La Navidad llegó silenciosa al pequeño piso donde Martina cuidaba de Leo, su bebé prematuro. Era su primera Navidad juntos y, aunque el árbol brillaba con luces cálidas, en el ambiente había algo más fuerte que la ilusión: una sensación de alerta. Leo respiraba aún con la fragilidad de quienes han llegado demasiado pronto al mundo, y cada cambio de temperatura, cada visita inesperada, obligaba a Martina a estar más atenta que cualquier madre habitual.

Ese invierno, además, el país vivía un escenario preocupante. España había entrado en fase epidémica de gripe antes de lo previsto, con más de 110 casos por 100.000 habitantes, y varias comunidades autónomas notificaban brotes tempranos. En Europa, el ECDC (organismo de control de las enfermedades infecciosas), advertía que los menores de dos años estaban siendo especialmente afectados. Y aunque la vacuna de la temporada no incluía la nueva y mediática cepa K, los especialistas insistían en un mensaje claro: la eficacia para evitar hospitalizaciones en niños seguía siendo alta, alrededor del 75%.

Martina lo sabía bien. Por eso se vacunó en cuanto pudo. Pero su padre, el abuelo de Leo, compañero constante desde el nacimiento, no lo hizo. “Si la vacuna no lleva la cepa nueva, poco servirá; además, la del pasado año me sentó muy mal”, decía. Era una idea extendida, aunque equivocada. Y para Leo, que no podía vacunarse hasta los seis meses, la protección debía venir de su entorno: una estrategia nido donde los familiares vacunados actúan como escudo contra la enfermedad.

Una tarde, mientras el abuelo colocaba una estrella en la punta del árbol y hacía reír al pequeño, Martina notó algo inquietante. Leo respiraba más rápido, tenía tos seca y unas décimas que para un adulto serían insignificantes, pero para un prematuro podían ser el primer aviso de algo serio. En urgencias confirmaron la sospecha: gripe A. Los prematuros son especialmente vulnerables, le explicó la pediatra. Y recuerde: ellos no pueden recibir la vacuna. Por eso es vital que la familia esté protegida vacunándose.

Leo tuvo que ingresar recibiendo oxígeno y tratamiento de soporte. Pasó las primeras horas somnoliento, pero estable. Martina, agotada, acompañaba con la mano cada respiración de su hijo. A mitad de la noche, apareció el abuelo. Tenía el gesto hundido y la voz entrecortada.

════════════════════

- [Consigna]: Prosigue el relato sobre Leo y la gripe a partir de su última frase. Los registros no hacen falta.

════════════════════

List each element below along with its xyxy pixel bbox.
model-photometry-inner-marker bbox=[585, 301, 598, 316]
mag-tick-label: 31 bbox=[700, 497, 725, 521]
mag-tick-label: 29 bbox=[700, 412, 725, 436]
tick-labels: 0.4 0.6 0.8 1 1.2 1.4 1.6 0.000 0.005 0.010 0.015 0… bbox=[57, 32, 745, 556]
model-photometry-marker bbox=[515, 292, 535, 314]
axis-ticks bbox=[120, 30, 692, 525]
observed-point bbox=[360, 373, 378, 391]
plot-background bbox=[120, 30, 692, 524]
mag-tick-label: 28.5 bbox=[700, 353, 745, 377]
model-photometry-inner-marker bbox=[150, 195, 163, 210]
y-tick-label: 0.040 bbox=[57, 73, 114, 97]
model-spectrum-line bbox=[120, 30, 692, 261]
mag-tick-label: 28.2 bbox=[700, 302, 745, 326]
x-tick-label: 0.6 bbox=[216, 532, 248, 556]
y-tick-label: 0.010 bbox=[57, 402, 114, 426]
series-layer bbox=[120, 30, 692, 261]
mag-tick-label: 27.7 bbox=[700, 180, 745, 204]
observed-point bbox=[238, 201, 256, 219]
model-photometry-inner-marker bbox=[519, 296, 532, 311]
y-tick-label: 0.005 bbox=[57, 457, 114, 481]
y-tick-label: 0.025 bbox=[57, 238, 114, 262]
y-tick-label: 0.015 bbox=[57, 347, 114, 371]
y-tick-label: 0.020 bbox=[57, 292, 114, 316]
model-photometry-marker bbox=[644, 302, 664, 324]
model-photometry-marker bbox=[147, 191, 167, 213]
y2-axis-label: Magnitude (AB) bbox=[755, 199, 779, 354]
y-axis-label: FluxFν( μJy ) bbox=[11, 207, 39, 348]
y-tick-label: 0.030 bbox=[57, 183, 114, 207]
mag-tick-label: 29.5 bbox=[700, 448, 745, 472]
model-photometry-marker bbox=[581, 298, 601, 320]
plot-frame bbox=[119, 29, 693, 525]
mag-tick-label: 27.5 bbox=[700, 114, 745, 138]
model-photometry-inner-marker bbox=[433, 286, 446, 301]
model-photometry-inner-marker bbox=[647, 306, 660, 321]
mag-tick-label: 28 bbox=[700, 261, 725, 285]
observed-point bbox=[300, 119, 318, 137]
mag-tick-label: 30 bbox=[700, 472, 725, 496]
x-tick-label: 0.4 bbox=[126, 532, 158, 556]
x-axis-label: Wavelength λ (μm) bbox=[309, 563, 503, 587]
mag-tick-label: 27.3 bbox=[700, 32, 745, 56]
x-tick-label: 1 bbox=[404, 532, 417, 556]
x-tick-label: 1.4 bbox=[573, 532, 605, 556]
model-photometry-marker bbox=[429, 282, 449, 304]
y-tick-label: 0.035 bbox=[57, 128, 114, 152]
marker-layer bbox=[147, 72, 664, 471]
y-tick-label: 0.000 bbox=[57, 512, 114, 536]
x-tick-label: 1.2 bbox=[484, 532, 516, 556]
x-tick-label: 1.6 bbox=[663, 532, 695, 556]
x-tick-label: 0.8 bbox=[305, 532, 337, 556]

════════════════════

- [Respuesta]:
Hija… Si hubiera sabido… Si alguien me hubiera explicado mejor lo de proteger al pequeño vacunándonos nosotros… Martina no le reprochó nada. Solo le dijo: Ahora lo sabes. Y eso ya cambia todo.

Los días siguientes trajeron alivio. Leo respondió bien al tratamiento y pronto recuperó el color rosado de sus mejillas. Cuando por fin regresaron a casa, el abuelo colocó al niño en la cuna como si cargara el mundo entero entre los brazos.

Esa noche, mientras las luces navideñas parpadeaban suavemente, Martina reflexionó. La gripe no es un resfriado. Es un virus que muta, que circula rápido y que puede causar estragos en quienes aún no tienen defensas. Pero también es un virus frente al cual existen herramientas. La vacuna, aun sin incluir la célebre cepa K, seguía evitando tres de cada cuatro hospitalizaciones infantiles. Y, sobre todo, existía una estrategia tan sencilla como poderosa: la protección en nido, ese círculo de adultos que, al vacunarse, forman un muro invisible alrededor del bebé que todavía no puede recibir la vacuna.

Cuidar de un prematuro significa cuidar también de todo lo que lo rodea. Vacunarse, informarse y ser prudente no son gestos individuales, sino actos de amor colectivo. Esta Navidad, Martina, su padre y el pequeño Leo aprendieron que, a veces, la salud del más frágil depende de la decisión más simple: poner el brazo, recibir una vacuna y convertirse en refugio. Porque, al final, proteger es también la forma más profunda de querer.